━━ RECORDS FOR THE EXERCISE ━━

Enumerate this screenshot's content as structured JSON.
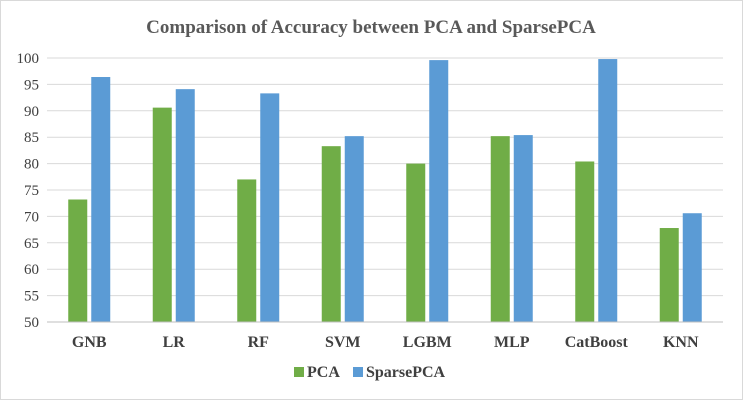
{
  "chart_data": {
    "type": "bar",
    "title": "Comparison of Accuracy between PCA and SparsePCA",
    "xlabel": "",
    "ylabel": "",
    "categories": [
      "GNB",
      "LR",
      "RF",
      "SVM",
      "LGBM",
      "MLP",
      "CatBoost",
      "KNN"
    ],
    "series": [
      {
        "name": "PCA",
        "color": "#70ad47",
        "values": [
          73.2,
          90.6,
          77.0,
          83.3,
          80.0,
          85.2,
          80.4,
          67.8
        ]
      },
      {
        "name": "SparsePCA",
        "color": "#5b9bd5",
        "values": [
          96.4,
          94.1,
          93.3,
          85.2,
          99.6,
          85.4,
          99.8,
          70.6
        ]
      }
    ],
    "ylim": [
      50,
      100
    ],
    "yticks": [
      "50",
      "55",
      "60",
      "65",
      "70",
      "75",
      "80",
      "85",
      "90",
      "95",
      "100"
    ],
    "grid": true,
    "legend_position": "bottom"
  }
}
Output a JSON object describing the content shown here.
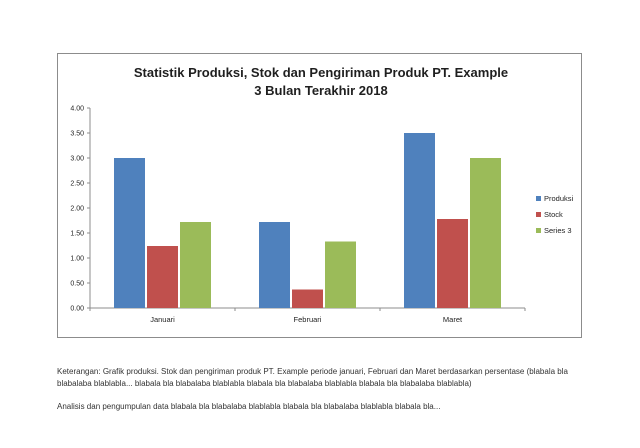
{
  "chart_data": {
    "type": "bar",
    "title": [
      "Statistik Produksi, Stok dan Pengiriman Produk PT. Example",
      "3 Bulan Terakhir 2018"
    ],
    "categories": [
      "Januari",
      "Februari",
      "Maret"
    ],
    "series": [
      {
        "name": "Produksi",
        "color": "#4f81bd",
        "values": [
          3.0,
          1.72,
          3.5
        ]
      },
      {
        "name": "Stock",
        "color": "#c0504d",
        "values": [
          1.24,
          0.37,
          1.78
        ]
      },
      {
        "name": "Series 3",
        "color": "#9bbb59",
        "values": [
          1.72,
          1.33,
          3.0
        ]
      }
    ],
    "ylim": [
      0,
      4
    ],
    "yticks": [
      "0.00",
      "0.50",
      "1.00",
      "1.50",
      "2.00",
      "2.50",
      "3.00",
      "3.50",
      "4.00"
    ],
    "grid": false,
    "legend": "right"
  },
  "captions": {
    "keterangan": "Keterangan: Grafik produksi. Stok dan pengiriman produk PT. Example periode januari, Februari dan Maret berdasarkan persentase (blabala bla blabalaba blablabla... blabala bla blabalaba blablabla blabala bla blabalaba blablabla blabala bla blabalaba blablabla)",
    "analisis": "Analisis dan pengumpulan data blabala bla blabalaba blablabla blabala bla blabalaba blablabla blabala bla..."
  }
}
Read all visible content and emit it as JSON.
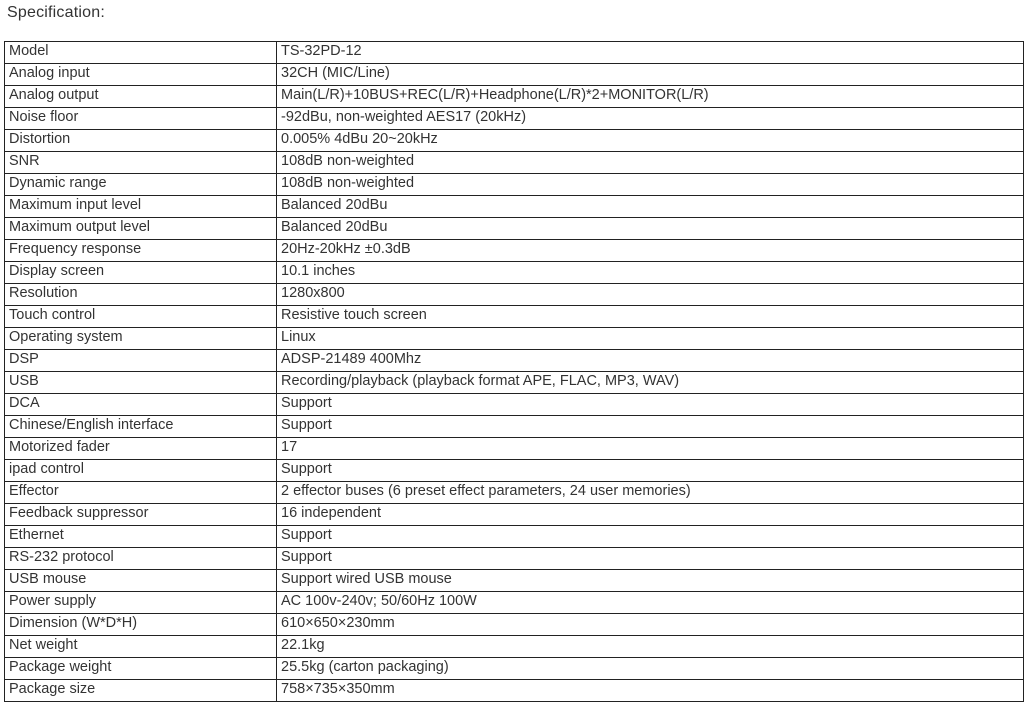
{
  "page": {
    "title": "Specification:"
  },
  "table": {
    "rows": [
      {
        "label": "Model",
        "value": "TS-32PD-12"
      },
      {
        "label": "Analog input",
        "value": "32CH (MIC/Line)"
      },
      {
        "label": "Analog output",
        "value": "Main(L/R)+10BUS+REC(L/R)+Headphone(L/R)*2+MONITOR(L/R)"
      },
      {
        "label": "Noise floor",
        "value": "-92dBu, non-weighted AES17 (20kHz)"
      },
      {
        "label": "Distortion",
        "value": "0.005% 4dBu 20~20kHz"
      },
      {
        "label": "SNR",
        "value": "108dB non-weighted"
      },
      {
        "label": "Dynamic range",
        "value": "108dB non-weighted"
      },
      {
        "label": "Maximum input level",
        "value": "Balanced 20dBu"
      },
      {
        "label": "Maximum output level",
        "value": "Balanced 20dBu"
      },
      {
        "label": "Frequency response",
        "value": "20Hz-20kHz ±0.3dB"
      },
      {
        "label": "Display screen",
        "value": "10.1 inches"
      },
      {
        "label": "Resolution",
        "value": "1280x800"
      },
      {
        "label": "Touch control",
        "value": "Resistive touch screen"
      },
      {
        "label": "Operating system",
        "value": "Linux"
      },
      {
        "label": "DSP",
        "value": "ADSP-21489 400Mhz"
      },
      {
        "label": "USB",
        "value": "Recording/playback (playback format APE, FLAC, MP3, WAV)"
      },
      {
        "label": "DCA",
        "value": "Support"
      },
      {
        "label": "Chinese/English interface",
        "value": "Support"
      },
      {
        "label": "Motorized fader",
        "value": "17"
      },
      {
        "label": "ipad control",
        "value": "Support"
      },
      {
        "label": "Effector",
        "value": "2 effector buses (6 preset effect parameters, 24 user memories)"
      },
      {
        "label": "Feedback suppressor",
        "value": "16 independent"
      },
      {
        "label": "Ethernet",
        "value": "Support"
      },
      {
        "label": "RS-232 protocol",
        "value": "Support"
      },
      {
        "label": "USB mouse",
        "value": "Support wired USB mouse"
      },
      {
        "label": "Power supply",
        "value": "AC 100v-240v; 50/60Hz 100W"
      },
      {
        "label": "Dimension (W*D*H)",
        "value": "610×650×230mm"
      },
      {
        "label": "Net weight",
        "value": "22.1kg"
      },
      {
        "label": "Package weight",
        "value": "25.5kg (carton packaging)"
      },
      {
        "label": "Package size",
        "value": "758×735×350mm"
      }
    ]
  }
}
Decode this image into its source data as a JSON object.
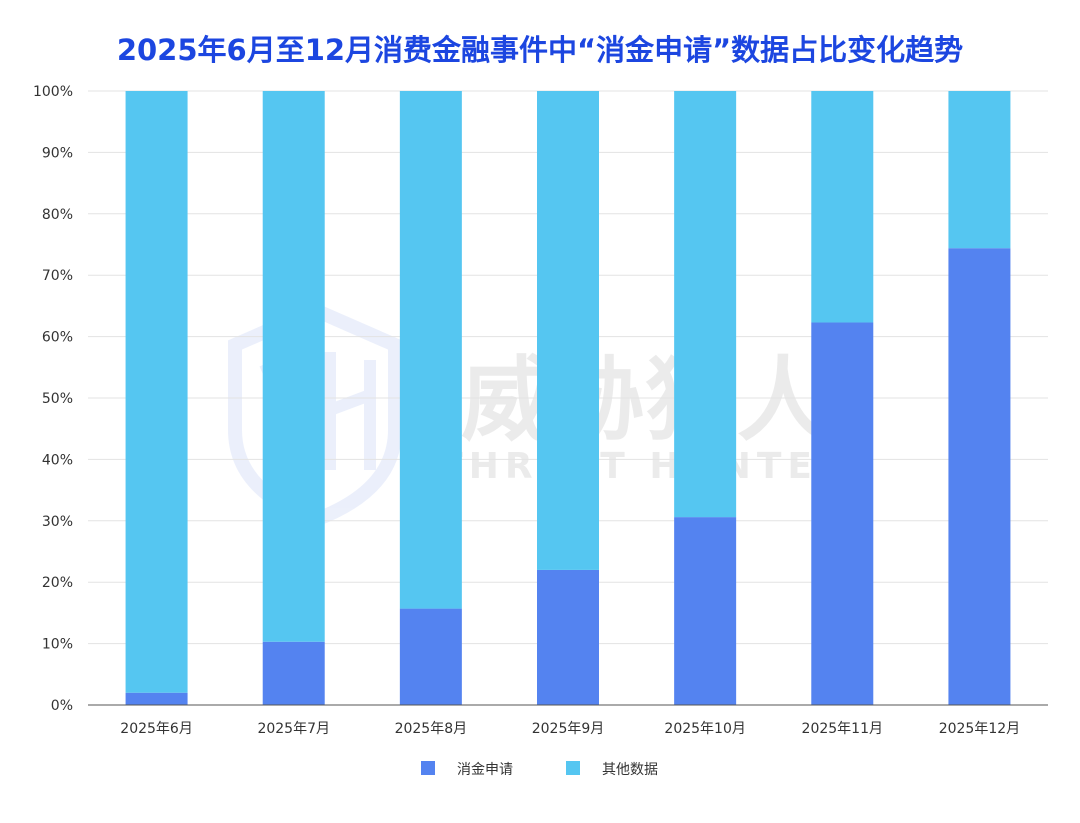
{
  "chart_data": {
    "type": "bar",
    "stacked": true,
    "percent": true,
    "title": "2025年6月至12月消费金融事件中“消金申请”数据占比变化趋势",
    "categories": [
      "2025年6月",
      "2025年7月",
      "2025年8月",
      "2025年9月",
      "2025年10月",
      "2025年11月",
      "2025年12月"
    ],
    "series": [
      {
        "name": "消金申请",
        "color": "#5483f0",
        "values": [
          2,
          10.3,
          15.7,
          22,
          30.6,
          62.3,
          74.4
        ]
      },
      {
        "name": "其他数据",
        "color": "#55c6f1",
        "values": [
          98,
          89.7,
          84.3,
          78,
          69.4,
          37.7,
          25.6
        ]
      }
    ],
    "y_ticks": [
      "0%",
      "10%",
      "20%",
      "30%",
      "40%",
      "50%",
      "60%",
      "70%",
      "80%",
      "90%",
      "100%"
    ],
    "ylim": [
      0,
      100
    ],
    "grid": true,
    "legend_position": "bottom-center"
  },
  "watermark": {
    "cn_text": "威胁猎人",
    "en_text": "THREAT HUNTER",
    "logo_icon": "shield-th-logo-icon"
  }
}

━━━
━━ RECORDS FOR THE EXERCISE ━━

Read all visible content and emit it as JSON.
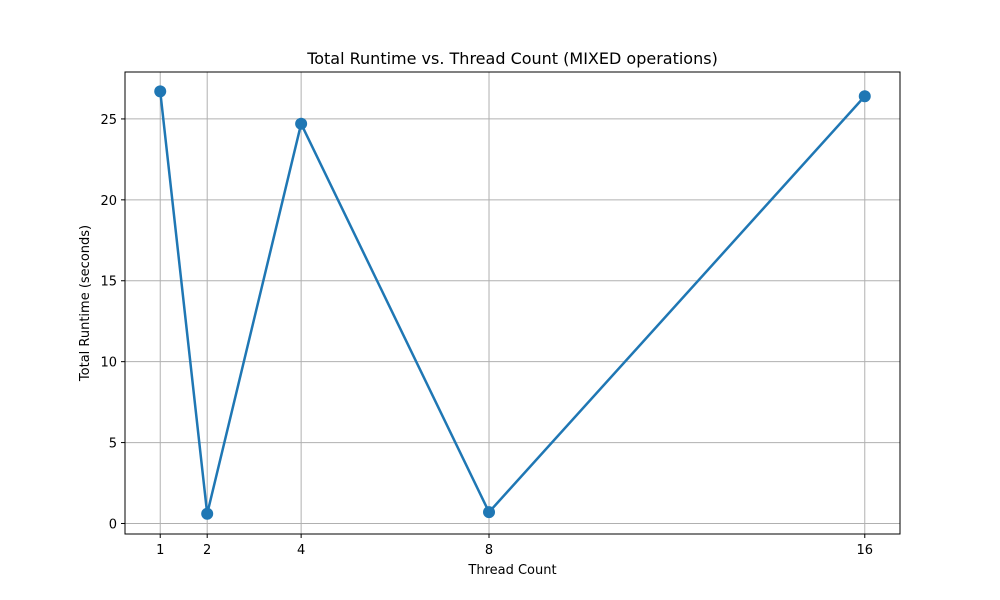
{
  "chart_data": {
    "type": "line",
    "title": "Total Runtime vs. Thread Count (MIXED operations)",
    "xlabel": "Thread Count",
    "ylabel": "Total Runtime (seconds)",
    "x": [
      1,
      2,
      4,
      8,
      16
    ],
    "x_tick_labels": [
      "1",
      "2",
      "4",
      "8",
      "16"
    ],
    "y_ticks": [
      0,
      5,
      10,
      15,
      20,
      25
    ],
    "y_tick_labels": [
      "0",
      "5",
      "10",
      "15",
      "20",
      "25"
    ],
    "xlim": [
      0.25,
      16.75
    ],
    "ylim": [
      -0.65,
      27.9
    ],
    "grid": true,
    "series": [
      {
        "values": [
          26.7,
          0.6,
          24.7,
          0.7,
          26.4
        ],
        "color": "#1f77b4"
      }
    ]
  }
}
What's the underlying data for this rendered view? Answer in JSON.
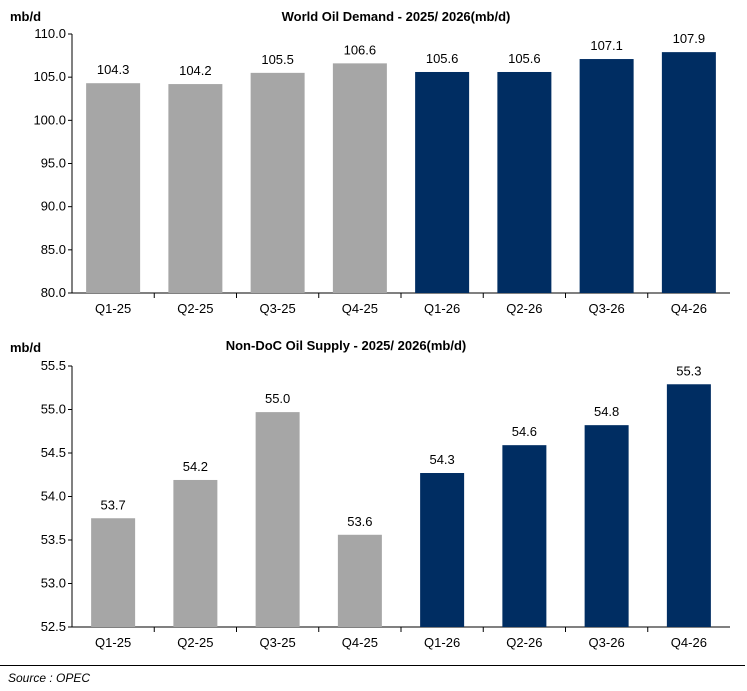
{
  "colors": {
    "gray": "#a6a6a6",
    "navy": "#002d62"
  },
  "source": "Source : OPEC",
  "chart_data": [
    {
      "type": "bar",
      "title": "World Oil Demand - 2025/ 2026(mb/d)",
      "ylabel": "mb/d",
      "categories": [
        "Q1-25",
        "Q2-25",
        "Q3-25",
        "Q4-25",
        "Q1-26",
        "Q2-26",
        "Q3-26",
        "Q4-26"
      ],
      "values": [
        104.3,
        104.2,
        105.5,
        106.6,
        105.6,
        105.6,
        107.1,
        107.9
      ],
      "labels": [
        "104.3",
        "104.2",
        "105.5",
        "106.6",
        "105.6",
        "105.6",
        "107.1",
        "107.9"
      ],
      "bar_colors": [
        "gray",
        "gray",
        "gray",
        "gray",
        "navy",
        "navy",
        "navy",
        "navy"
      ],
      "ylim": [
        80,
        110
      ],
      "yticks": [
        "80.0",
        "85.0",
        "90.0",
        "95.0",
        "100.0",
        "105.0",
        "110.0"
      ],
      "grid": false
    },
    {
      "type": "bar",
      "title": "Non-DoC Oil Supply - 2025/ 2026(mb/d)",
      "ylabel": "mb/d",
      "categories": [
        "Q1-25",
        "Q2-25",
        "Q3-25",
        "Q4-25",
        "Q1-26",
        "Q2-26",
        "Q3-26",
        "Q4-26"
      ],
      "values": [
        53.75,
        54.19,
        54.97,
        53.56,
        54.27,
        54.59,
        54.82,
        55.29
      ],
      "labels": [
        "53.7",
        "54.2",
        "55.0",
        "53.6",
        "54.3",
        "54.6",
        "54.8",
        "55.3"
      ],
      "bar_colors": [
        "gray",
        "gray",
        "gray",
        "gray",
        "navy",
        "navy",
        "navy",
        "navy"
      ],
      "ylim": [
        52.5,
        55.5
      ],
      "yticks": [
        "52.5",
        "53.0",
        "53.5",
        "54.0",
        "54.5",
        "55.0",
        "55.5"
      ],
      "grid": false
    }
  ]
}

━━━

### [WRITTEN EXERCISE]
Collect every line from the records above that contains the word "JSON".

### [RESULT]
Enumerate this screenshot's content as structured JSON.
Output a JSON object describing the content shown here.
Read all visible content and emit it as JSON.
Decode this image into its source data as a JSON object.
Read all visible content and emit it as JSON.
What's the underlying data for this rendered view? Answer in JSON.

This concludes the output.